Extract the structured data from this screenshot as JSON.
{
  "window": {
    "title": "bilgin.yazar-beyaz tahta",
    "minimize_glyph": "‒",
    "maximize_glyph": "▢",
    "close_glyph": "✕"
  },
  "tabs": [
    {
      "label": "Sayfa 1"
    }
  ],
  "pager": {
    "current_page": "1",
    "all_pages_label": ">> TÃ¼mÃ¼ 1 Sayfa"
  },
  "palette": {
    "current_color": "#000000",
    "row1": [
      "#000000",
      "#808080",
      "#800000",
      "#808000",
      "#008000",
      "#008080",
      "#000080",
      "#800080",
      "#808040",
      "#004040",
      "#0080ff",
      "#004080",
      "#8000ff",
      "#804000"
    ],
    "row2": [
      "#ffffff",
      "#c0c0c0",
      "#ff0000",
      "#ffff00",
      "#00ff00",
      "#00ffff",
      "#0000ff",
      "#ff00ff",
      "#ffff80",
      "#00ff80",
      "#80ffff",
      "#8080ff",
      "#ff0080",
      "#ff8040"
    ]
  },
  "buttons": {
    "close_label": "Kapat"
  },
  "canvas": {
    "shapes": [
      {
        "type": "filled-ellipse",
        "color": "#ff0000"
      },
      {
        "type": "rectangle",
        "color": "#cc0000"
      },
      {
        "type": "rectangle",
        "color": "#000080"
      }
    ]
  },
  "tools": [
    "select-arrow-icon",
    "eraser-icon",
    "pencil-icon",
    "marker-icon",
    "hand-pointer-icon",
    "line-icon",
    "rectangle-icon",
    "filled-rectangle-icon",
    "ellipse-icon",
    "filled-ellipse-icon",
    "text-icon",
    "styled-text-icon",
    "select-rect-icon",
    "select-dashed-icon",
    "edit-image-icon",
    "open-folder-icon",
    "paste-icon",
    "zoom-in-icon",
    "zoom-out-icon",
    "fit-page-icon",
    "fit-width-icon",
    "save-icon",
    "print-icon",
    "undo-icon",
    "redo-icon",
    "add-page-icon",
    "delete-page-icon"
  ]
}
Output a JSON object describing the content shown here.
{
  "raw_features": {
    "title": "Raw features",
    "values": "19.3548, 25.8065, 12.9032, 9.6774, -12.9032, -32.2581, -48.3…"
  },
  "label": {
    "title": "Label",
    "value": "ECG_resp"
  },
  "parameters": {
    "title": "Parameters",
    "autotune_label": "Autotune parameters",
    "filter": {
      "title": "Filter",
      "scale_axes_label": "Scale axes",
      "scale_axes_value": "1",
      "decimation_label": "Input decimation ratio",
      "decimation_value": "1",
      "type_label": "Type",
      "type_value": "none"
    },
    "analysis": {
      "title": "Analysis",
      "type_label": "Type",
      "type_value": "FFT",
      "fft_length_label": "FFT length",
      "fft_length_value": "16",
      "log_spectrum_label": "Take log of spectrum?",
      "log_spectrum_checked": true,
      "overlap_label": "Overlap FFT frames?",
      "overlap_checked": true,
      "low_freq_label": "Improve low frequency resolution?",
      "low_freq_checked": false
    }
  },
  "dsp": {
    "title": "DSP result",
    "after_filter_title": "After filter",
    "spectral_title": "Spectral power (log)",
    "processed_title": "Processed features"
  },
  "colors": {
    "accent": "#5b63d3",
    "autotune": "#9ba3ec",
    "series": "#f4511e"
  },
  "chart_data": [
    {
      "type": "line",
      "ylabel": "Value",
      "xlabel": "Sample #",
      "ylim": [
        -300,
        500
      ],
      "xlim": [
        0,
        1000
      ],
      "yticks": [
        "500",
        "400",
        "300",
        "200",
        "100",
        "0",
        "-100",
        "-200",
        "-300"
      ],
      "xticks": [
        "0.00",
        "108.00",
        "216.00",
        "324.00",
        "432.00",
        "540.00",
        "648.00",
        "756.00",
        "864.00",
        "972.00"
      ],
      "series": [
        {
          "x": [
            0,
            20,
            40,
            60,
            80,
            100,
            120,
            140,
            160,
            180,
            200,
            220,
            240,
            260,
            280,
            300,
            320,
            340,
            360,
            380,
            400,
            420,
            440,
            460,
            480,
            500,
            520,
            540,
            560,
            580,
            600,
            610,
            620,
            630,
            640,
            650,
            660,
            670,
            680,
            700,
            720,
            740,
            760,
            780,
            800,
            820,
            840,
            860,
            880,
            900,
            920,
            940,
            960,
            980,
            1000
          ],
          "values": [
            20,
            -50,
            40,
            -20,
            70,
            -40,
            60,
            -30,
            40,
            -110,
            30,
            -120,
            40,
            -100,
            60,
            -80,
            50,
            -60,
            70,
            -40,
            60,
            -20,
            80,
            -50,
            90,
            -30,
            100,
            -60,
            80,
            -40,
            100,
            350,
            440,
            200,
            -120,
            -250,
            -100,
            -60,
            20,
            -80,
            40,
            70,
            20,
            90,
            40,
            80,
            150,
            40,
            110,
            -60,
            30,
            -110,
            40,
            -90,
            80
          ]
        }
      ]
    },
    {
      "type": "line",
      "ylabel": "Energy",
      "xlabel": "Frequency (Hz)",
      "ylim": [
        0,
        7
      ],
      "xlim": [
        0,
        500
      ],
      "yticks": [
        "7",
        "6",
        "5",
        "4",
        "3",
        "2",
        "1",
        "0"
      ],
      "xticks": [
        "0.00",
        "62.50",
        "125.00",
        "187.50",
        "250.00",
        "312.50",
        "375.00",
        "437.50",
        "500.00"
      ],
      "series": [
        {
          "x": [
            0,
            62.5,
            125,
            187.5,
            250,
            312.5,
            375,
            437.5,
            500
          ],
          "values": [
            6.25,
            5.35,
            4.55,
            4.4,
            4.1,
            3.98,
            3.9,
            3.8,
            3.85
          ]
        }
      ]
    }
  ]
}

> WHAT NEEDS TO BE DONE:
Exactly as written above, please repeat the entries.

> SOLUTION:
Extract the structured data from this screenshot as JSON.
{
  "window": {
    "title": "bilgin.yazar-beyaz tahta",
    "minimize_glyph": "‒",
    "maximize_glyph": "▢",
    "close_glyph": "✕"
  },
  "tabs": [
    {
      "label": "Sayfa 1"
    }
  ],
  "pager": {
    "current_page": "1",
    "all_pages_label": ">> TÃ¼mÃ¼ 1 Sayfa"
  },
  "palette": {
    "current_color": "#000000",
    "row1": [
      "#000000",
      "#808080",
      "#800000",
      "#808000",
      "#008000",
      "#008080",
      "#000080",
      "#800080",
      "#808040",
      "#004040",
      "#0080ff",
      "#004080",
      "#8000ff",
      "#804000"
    ],
    "row2": [
      "#ffffff",
      "#c0c0c0",
      "#ff0000",
      "#ffff00",
      "#00ff00",
      "#00ffff",
      "#0000ff",
      "#ff00ff",
      "#ffff80",
      "#00ff80",
      "#80ffff",
      "#8080ff",
      "#ff0080",
      "#ff8040"
    ]
  },
  "buttons": {
    "close_label": "Kapat"
  },
  "canvas": {
    "shapes": [
      {
        "type": "filled-ellipse",
        "color": "#ff0000"
      },
      {
        "type": "rectangle",
        "color": "#cc0000"
      },
      {
        "type": "rectangle",
        "color": "#000080"
      }
    ]
  },
  "tools": [
    "select-arrow-icon",
    "eraser-icon",
    "pencil-icon",
    "marker-icon",
    "hand-pointer-icon",
    "line-icon",
    "rectangle-icon",
    "filled-rectangle-icon",
    "ellipse-icon",
    "filled-ellipse-icon",
    "text-icon",
    "styled-text-icon",
    "select-rect-icon",
    "select-dashed-icon",
    "edit-image-icon",
    "open-folder-icon",
    "paste-icon",
    "zoom-in-icon",
    "zoom-out-icon",
    "fit-page-icon",
    "fit-width-icon",
    "save-icon",
    "print-icon",
    "undo-icon",
    "redo-icon",
    "add-page-icon",
    "delete-page-icon"
  ]
}
Output a JSON object describing the content shown here.
{
  "raw_features": {
    "title": "Raw features",
    "values": "19.3548, 25.8065, 12.9032, 9.6774, -12.9032, -32.2581, -48.3…"
  },
  "label": {
    "title": "Label",
    "value": "ECG_resp"
  },
  "parameters": {
    "title": "Parameters",
    "autotune_label": "Autotune parameters",
    "filter": {
      "title": "Filter",
      "scale_axes_label": "Scale axes",
      "scale_axes_value": "1",
      "decimation_label": "Input decimation ratio",
      "decimation_value": "1",
      "type_label": "Type",
      "type_value": "none"
    },
    "analysis": {
      "title": "Analysis",
      "type_label": "Type",
      "type_value": "FFT",
      "fft_length_label": "FFT length",
      "fft_length_value": "16",
      "log_spectrum_label": "Take log of spectrum?",
      "log_spectrum_checked": true,
      "overlap_label": "Overlap FFT frames?",
      "overlap_checked": true,
      "low_freq_label": "Improve low frequency resolution?",
      "low_freq_checked": false
    }
  },
  "dsp": {
    "title": "DSP result",
    "after_filter_title": "After filter",
    "spectral_title": "Spectral power (log)",
    "processed_title": "Processed features"
  },
  "colors": {
    "accent": "#5b63d3",
    "autotune": "#9ba3ec",
    "series": "#f4511e"
  },
  "chart_data": [
    {
      "type": "line",
      "ylabel": "Value",
      "xlabel": "Sample #",
      "ylim": [
        -300,
        500
      ],
      "xlim": [
        0,
        1000
      ],
      "yticks": [
        "500",
        "400",
        "300",
        "200",
        "100",
        "0",
        "-100",
        "-200",
        "-300"
      ],
      "xticks": [
        "0.00",
        "108.00",
        "216.00",
        "324.00",
        "432.00",
        "540.00",
        "648.00",
        "756.00",
        "864.00",
        "972.00"
      ],
      "series": [
        {
          "x": [
            0,
            20,
            40,
            60,
            80,
            100,
            120,
            140,
            160,
            180,
            200,
            220,
            240,
            260,
            280,
            300,
            320,
            340,
            360,
            380,
            400,
            420,
            440,
            460,
            480,
            500,
            520,
            540,
            560,
            580,
            600,
            610,
            620,
            630,
            640,
            650,
            660,
            670,
            680,
            700,
            720,
            740,
            760,
            780,
            800,
            820,
            840,
            860,
            880,
            900,
            920,
            940,
            960,
            980,
            1000
          ],
          "values": [
            20,
            -50,
            40,
            -20,
            70,
            -40,
            60,
            -30,
            40,
            -110,
            30,
            -120,
            40,
            -100,
            60,
            -80,
            50,
            -60,
            70,
            -40,
            60,
            -20,
            80,
            -50,
            90,
            -30,
            100,
            -60,
            80,
            -40,
            100,
            350,
            440,
            200,
            -120,
            -250,
            -100,
            -60,
            20,
            -80,
            40,
            70,
            20,
            90,
            40,
            80,
            150,
            40,
            110,
            -60,
            30,
            -110,
            40,
            -90,
            80
          ]
        }
      ]
    },
    {
      "type": "line",
      "ylabel": "Energy",
      "xlabel": "Frequency (Hz)",
      "ylim": [
        0,
        7
      ],
      "xlim": [
        0,
        500
      ],
      "yticks": [
        "7",
        "6",
        "5",
        "4",
        "3",
        "2",
        "1",
        "0"
      ],
      "xticks": [
        "0.00",
        "62.50",
        "125.00",
        "187.50",
        "250.00",
        "312.50",
        "375.00",
        "437.50",
        "500.00"
      ],
      "series": [
        {
          "x": [
            0,
            62.5,
            125,
            187.5,
            250,
            312.5,
            375,
            437.5,
            500
          ],
          "values": [
            6.25,
            5.35,
            4.55,
            4.4,
            4.1,
            3.98,
            3.9,
            3.8,
            3.85
          ]
        }
      ]
    }
  ]
}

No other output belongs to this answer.